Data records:
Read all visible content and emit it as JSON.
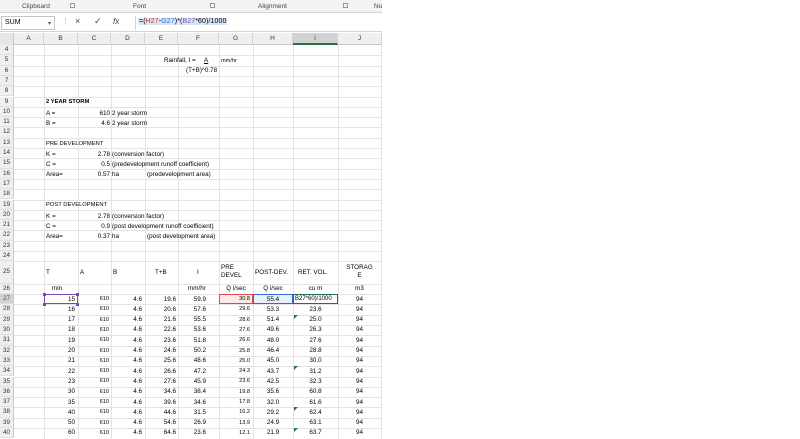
{
  "ribbon": {
    "groups": [
      "Clipboard",
      "Font",
      "Alignment",
      "Nu"
    ]
  },
  "formula_bar": {
    "name_box": "SUM",
    "cancel_icon": "×",
    "enter_icon": "✓",
    "fx_icon": "fx",
    "formula_parts": [
      "=(",
      "H27",
      "-",
      "G27",
      ")*(",
      "B27",
      "*60)/1000"
    ]
  },
  "columns": [
    "A",
    "B",
    "C",
    "D",
    "E",
    "F",
    "G",
    "H",
    "I",
    "J"
  ],
  "selected_column": "I",
  "selected_row": "27",
  "rows": [
    "4",
    "5",
    "6",
    "7",
    "8",
    "9",
    "10",
    "11",
    "12",
    "13",
    "14",
    "15",
    "16",
    "17",
    "18",
    "19",
    "20",
    "21",
    "22",
    "23",
    "24",
    "25",
    "26",
    "27",
    "28",
    "29",
    "30",
    "31",
    "32",
    "33",
    "34",
    "35",
    "36",
    "37",
    "38",
    "39",
    "40"
  ],
  "header_block": {
    "rainfall_label": "Rainfall, I =",
    "rainfall_numerator": "A",
    "rainfall_units": "mm/hr",
    "rainfall_denominator": "(T+B)^0.78",
    "storm_title": "2 YEAR STORM",
    "a_label": "A =",
    "a_value": "610",
    "a_note": "2 year storm",
    "b_label": "B =",
    "b_value": "4.6",
    "b_note": "2 year storm",
    "pre_title": "PRE DEVELOPMENT",
    "pre_k_label": "K =",
    "pre_k_value": "2.78",
    "pre_k_note": "(conversion factor)",
    "pre_c_label": "C =",
    "pre_c_value": "0.5",
    "pre_c_note": "(predevelopment runoff coefficient)",
    "pre_area_label": "Area=",
    "pre_area_value": "0.57",
    "pre_area_unit": "ha",
    "pre_area_note": "(predevelopment area)",
    "post_title": "POST DEVELOPMENT",
    "post_k_label": "K =",
    "post_k_value": "2.78",
    "post_k_note": "(conversion factor)",
    "post_c_label": "C =",
    "post_c_value": "0.9",
    "post_c_note": "(post development runoff coefficient)",
    "post_area_label": "Area=",
    "post_area_value": "0.37",
    "post_area_unit": "ha",
    "post_area_note": "(post development area)"
  },
  "table": {
    "headers": {
      "t": "T",
      "a": "A",
      "b": "B",
      "tb": "T+B",
      "i": "I",
      "pre_line1": "PRE",
      "pre_line2": "DEVEL",
      "post": "POST-DEV.",
      "ret": "RET. VOL.",
      "storage_line1": "STORAG",
      "storage_line2": "E"
    },
    "units": {
      "t": "min",
      "i": "mm/hr",
      "pre": "Q l/sec",
      "post": "Q l/sec",
      "ret": "cu m",
      "storage": "m3"
    },
    "editing_formula": "B27*60)/1000",
    "rows": [
      [
        "15",
        "610",
        "4.6",
        "19.6",
        "59.9",
        "30.8",
        "55.4",
        "",
        "94"
      ],
      [
        "16",
        "610",
        "4.6",
        "20.6",
        "57.6",
        "29.6",
        "53.3",
        "23.6",
        "94"
      ],
      [
        "17",
        "610",
        "4.6",
        "21.6",
        "55.5",
        "28.6",
        "51.4",
        "25.0",
        "94"
      ],
      [
        "18",
        "610",
        "4.6",
        "22.6",
        "53.6",
        "27.6",
        "49.6",
        "26.3",
        "94"
      ],
      [
        "19",
        "610",
        "4.6",
        "23.6",
        "51.8",
        "26.6",
        "48.0",
        "27.6",
        "94"
      ],
      [
        "20",
        "610",
        "4.6",
        "24.6",
        "50.2",
        "25.8",
        "46.4",
        "28.8",
        "94"
      ],
      [
        "21",
        "610",
        "4.6",
        "25.6",
        "48.6",
        "25.0",
        "45.0",
        "30.0",
        "94"
      ],
      [
        "22",
        "610",
        "4.6",
        "26.6",
        "47.2",
        "24.3",
        "43.7",
        "31.2",
        "94"
      ],
      [
        "23",
        "610",
        "4.6",
        "27.6",
        "45.9",
        "23.6",
        "42.5",
        "32.3",
        "94"
      ],
      [
        "30",
        "610",
        "4.6",
        "34.6",
        "38.4",
        "19.8",
        "35.6",
        "60.8",
        "94"
      ],
      [
        "35",
        "610",
        "4.6",
        "39.6",
        "34.6",
        "17.8",
        "32.0",
        "61.6",
        "94"
      ],
      [
        "40",
        "610",
        "4.6",
        "44.6",
        "31.5",
        "16.2",
        "29.2",
        "62.4",
        "94"
      ],
      [
        "50",
        "610",
        "4.6",
        "54.6",
        "26.9",
        "13.9",
        "24.9",
        "63.1",
        "94"
      ],
      [
        "60",
        "610",
        "4.6",
        "64.6",
        "23.6",
        "12.1",
        "21.9",
        "63.7",
        "94"
      ]
    ]
  },
  "colors": {
    "excel_green": "#217346",
    "ref_red": "#e04a4a",
    "ref_purple": "#7a4ab5",
    "ref_blue": "#2e6bd6"
  }
}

◆ **TASK DIRECTIONS**:
Show every line that contains the word "predevelopment".

◆ **FINISHED ANSWER**:
    "pre_c_note": "(predevelopment runoff coefficient)",
    "pre_area_note": "(predevelopment area)",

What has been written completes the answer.